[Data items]
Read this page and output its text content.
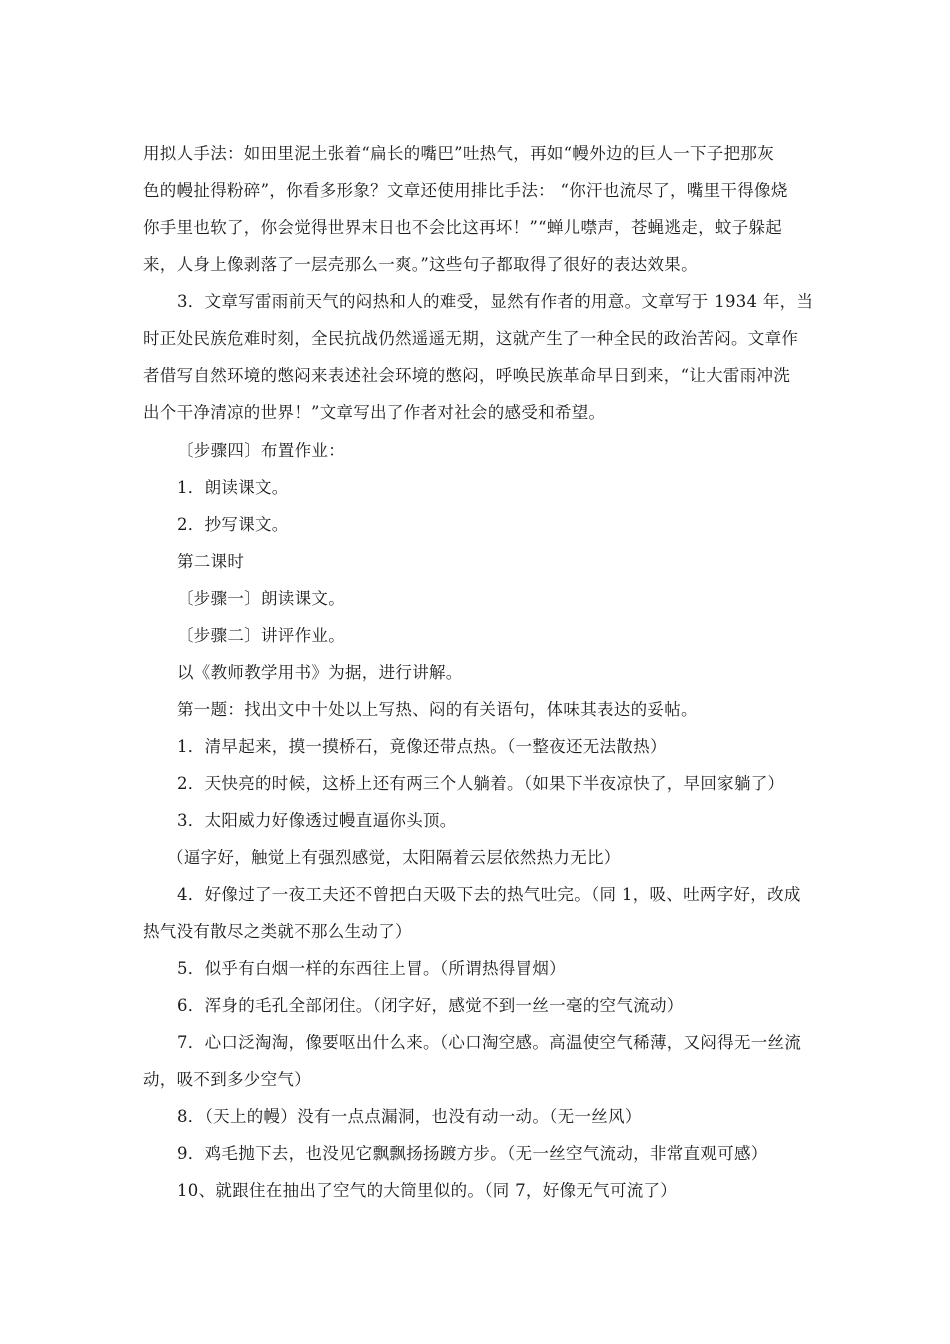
用拟人手法：如田里泥土张着“扁长的嘴巴”吐热气，再如“幔外边的巨人一下子把那灰
色的幔扯得粉碎”，你看多形象？文章还使用排比手法： “你汗也流尽了，嘴里干得像烧
你手里也软了，你会觉得世界末日也不会比这再坏！”“蝉儿噤声，苍蝇逃走，蚊子躲起
来，人身上像剥落了一层壳那么一爽。”这些句子都取得了很好的表达效果。
3．文章写雷雨前天气的闷热和人的难受，显然有作者的用意。文章写于 1934 年，当
时正处民族危难时刻，全民抗战仍然遥遥无期，这就产生了一种全民的政治苦闷。文章作
者借写自然环境的憋闷来表述社会环境的憋闷，呼唤民族革命早日到来，“让大雷雨冲洗
出个干净清凉的世界！”文章写出了作者对社会的感受和希望。
〔步骤四〕布置作业：
1．朗读课文。
2．抄写课文。
第二课时
〔步骤一〕朗读课文。
〔步骤二〕讲评作业。
以《教师教学用书》为据，进行讲解。
第一题：找出文中十处以上写热、闷的有关语句，体味其表达的妥帖。
1．清早起来，摸一摸桥石，竟像还带点热。（一整夜还无法散热）
2．天快亮的时候，这桥上还有两三个人躺着。（如果下半夜凉快了，早回家躺了）
3．太阳威力好像透过幔直逼你头顶。
（逼字好，触觉上有强烈感觉，太阳隔着云层依然热力无比）
4．好像过了一夜工夫还不曾把白天吸下去的热气吐完。（同 1，吸、吐两字好，改成
热气没有散尽之类就不那么生动了）
5．似乎有白烟一样的东西往上冒。（所谓热得冒烟）
6．浑身的毛孔全部闭住。（闭字好，感觉不到一丝一毫的空气流动）
7．心口泛淘淘，像要呕出什么来。（心口淘空感。高温使空气稀薄，又闷得无一丝流
动，吸不到多少空气）
8．（天上的幔）没有一点点漏洞，也没有动一动。（无一丝风）
9．鸡毛抛下去，也没见它飘飘扬扬踱方步。（无一丝空气流动，非常直观可感）
10、就跟住在抽出了空气的大筒里似的。（同 7，好像无气可流了）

Written task
All of the entries above should be duplicated exactly, except for the pictures.

Answer below
Read this page and output its text content.
用拟人手法：如田里泥土张着“扁长的嘴巴”吐热气，再如“幔外边的巨人一下子把那灰
色的幔扯得粉碎”，你看多形象？文章还使用排比手法： “你汗也流尽了，嘴里干得像烧
你手里也软了，你会觉得世界末日也不会比这再坏！”“蝉儿噤声，苍蝇逃走，蚊子躲起
来，人身上像剥落了一层壳那么一爽。”这些句子都取得了很好的表达效果。
3．文章写雷雨前天气的闷热和人的难受，显然有作者的用意。文章写于 1934 年，当
时正处民族危难时刻，全民抗战仍然遥遥无期，这就产生了一种全民的政治苦闷。文章作
者借写自然环境的憋闷来表述社会环境的憋闷，呼唤民族革命早日到来，“让大雷雨冲洗
出个干净清凉的世界！”文章写出了作者对社会的感受和希望。
〔步骤四〕布置作业：
1．朗读课文。
2．抄写课文。
第二课时
〔步骤一〕朗读课文。
〔步骤二〕讲评作业。
以《教师教学用书》为据，进行讲解。
第一题：找出文中十处以上写热、闷的有关语句，体味其表达的妥帖。
1．清早起来，摸一摸桥石，竟像还带点热。（一整夜还无法散热）
2．天快亮的时候，这桥上还有两三个人躺着。（如果下半夜凉快了，早回家躺了）
3．太阳威力好像透过幔直逼你头顶。
（逼字好，触觉上有强烈感觉，太阳隔着云层依然热力无比）
4．好像过了一夜工夫还不曾把白天吸下去的热气吐完。（同 1，吸、吐两字好，改成
热气没有散尽之类就不那么生动了）
5．似乎有白烟一样的东西往上冒。（所谓热得冒烟）
6．浑身的毛孔全部闭住。（闭字好，感觉不到一丝一毫的空气流动）
7．心口泛淘淘，像要呕出什么来。（心口淘空感。高温使空气稀薄，又闷得无一丝流
动，吸不到多少空气）
8．（天上的幔）没有一点点漏洞，也没有动一动。（无一丝风）
9．鸡毛抛下去，也没见它飘飘扬扬踱方步。（无一丝空气流动，非常直观可感）
10、就跟住在抽出了空气的大筒里似的。（同 7，好像无气可流了）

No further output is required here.